## Request
All of the entries need to be written out again, exactly as they are.

Dataset rows
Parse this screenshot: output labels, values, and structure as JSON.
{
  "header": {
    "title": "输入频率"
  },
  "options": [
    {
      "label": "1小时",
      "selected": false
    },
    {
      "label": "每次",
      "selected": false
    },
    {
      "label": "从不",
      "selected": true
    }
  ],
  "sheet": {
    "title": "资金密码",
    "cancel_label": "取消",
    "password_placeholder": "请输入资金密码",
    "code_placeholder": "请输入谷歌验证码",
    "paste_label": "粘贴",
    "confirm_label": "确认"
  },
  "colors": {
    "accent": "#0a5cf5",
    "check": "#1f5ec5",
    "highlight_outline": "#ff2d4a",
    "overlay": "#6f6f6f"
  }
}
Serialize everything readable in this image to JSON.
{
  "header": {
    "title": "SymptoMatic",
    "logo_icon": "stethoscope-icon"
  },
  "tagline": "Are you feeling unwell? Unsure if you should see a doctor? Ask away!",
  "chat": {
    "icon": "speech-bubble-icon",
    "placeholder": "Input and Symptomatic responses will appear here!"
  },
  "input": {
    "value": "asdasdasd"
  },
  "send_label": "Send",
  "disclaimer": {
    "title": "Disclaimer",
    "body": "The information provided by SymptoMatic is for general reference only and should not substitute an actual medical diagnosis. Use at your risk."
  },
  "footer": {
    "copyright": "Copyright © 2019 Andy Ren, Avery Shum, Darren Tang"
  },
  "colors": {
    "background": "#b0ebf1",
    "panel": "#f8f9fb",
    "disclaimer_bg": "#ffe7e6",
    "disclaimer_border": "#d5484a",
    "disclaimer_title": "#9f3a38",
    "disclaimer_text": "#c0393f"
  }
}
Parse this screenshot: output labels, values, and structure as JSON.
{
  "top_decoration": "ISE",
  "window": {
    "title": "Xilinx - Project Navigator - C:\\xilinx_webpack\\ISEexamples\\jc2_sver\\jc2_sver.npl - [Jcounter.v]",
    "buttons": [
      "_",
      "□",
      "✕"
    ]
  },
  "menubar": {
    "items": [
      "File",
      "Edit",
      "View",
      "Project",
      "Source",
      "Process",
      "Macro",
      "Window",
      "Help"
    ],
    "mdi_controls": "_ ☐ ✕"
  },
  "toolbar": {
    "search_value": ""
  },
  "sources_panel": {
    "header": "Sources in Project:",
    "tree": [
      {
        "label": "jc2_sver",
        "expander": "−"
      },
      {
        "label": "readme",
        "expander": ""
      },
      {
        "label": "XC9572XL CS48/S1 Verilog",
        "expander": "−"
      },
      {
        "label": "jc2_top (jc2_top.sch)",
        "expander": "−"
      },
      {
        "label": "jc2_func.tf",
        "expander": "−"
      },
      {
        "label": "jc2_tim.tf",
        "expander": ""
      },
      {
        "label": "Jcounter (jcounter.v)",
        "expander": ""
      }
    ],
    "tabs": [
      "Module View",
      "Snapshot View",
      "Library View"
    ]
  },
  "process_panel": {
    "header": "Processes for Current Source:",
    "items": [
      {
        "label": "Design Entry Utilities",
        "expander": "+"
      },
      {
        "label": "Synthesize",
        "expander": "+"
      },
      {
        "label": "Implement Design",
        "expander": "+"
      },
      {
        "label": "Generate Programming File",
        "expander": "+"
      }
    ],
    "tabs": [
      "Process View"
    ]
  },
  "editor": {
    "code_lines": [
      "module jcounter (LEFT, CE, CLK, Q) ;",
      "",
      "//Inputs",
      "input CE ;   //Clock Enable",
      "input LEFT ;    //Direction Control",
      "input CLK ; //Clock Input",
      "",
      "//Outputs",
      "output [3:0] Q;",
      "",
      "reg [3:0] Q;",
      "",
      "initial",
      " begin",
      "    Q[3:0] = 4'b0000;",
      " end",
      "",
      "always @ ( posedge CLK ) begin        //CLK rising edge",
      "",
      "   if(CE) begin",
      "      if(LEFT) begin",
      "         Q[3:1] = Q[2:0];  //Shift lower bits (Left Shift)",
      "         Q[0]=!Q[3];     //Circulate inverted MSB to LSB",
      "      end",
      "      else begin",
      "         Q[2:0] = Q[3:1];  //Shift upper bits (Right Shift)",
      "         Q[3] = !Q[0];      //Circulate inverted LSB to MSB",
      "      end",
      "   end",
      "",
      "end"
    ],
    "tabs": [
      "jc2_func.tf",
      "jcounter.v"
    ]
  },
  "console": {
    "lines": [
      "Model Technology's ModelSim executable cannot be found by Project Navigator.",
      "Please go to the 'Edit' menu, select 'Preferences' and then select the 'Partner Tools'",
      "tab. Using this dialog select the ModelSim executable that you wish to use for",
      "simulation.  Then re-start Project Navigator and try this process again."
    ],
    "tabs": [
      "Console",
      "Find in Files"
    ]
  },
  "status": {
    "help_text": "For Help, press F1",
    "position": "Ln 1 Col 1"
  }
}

## Completed task
Parse this screenshot: output labels, values, and structure as JSON.
{
  "header": {
    "title": "输入频率"
  },
  "options": [
    {
      "label": "1小时",
      "selected": false
    },
    {
      "label": "每次",
      "selected": false
    },
    {
      "label": "从不",
      "selected": true
    }
  ],
  "sheet": {
    "title": "资金密码",
    "cancel_label": "取消",
    "password_placeholder": "请输入资金密码",
    "code_placeholder": "请输入谷歌验证码",
    "paste_label": "粘贴",
    "confirm_label": "确认"
  },
  "colors": {
    "accent": "#0a5cf5",
    "check": "#1f5ec5",
    "highlight_outline": "#ff2d4a",
    "overlay": "#6f6f6f"
  }
}
Serialize everything readable in this image to JSON.
{
  "header": {
    "title": "SymptoMatic",
    "logo_icon": "stethoscope-icon"
  },
  "tagline": "Are you feeling unwell? Unsure if you should see a doctor? Ask away!",
  "chat": {
    "icon": "speech-bubble-icon",
    "placeholder": "Input and Symptomatic responses will appear here!"
  },
  "input": {
    "value": "asdasdasd"
  },
  "send_label": "Send",
  "disclaimer": {
    "title": "Disclaimer",
    "body": "The information provided by SymptoMatic is for general reference only and should not substitute an actual medical diagnosis. Use at your risk."
  },
  "footer": {
    "copyright": "Copyright © 2019 Andy Ren, Avery Shum, Darren Tang"
  },
  "colors": {
    "background": "#b0ebf1",
    "panel": "#f8f9fb",
    "disclaimer_bg": "#ffe7e6",
    "disclaimer_border": "#d5484a",
    "disclaimer_title": "#9f3a38",
    "disclaimer_text": "#c0393f"
  }
}
Parse this screenshot: output labels, values, and structure as JSON.
{
  "top_decoration": "ISE",
  "window": {
    "title": "Xilinx - Project Navigator - C:\\xilinx_webpack\\ISEexamples\\jc2_sver\\jc2_sver.npl - [Jcounter.v]",
    "buttons": [
      "_",
      "□",
      "✕"
    ]
  },
  "menubar": {
    "items": [
      "File",
      "Edit",
      "View",
      "Project",
      "Source",
      "Process",
      "Macro",
      "Window",
      "Help"
    ],
    "mdi_controls": "_ ☐ ✕"
  },
  "toolbar": {
    "search_value": ""
  },
  "sources_panel": {
    "header": "Sources in Project:",
    "tree": [
      {
        "label": "jc2_sver",
        "expander": "−"
      },
      {
        "label": "readme",
        "expander": ""
      },
      {
        "label": "XC9572XL CS48/S1 Verilog",
        "expander": "−"
      },
      {
        "label": "jc2_top (jc2_top.sch)",
        "expander": "−"
      },
      {
        "label": "jc2_func.tf",
        "expander": "−"
      },
      {
        "label": "jc2_tim.tf",
        "expander": ""
      },
      {
        "label": "Jcounter (jcounter.v)",
        "expander": ""
      }
    ],
    "tabs": [
      "Module View",
      "Snapshot View",
      "Library View"
    ]
  },
  "process_panel": {
    "header": "Processes for Current Source:",
    "items": [
      {
        "label": "Design Entry Utilities",
        "expander": "+"
      },
      {
        "label": "Synthesize",
        "expander": "+"
      },
      {
        "label": "Implement Design",
        "expander": "+"
      },
      {
        "label": "Generate Programming File",
        "expander": "+"
      }
    ],
    "tabs": [
      "Process View"
    ]
  },
  "editor": {
    "code_lines": [
      "module jcounter (LEFT, CE, CLK, Q) ;",
      "",
      "//Inputs",
      "input CE ;   //Clock Enable",
      "input LEFT ;    //Direction Control",
      "input CLK ; //Clock Input",
      "",
      "//Outputs",
      "output [3:0] Q;",
      "",
      "reg [3:0] Q;",
      "",
      "initial",
      " begin",
      "    Q[3:0] = 4'b0000;",
      " end",
      "",
      "always @ ( posedge CLK ) begin        //CLK rising edge",
      "",
      "   if(CE) begin",
      "      if(LEFT) begin",
      "         Q[3:1] = Q[2:0];  //Shift lower bits (Left Shift)",
      "         Q[0]=!Q[3];     //Circulate inverted MSB to LSB",
      "      end",
      "      else begin",
      "         Q[2:0] = Q[3:1];  //Shift upper bits (Right Shift)",
      "         Q[3] = !Q[0];      //Circulate inverted LSB to MSB",
      "      end",
      "   end",
      "",
      "end"
    ],
    "tabs": [
      "jc2_func.tf",
      "jcounter.v"
    ]
  },
  "console": {
    "lines": [
      "Model Technology's ModelSim executable cannot be found by Project Navigator.",
      "Please go to the 'Edit' menu, select 'Preferences' and then select the 'Partner Tools'",
      "tab. Using this dialog select the ModelSim executable that you wish to use for",
      "simulation.  Then re-start Project Navigator and try this process again."
    ],
    "tabs": [
      "Console",
      "Find in Files"
    ]
  },
  "status": {
    "help_text": "For Help, press F1",
    "position": "Ln 1 Col 1"
  }
}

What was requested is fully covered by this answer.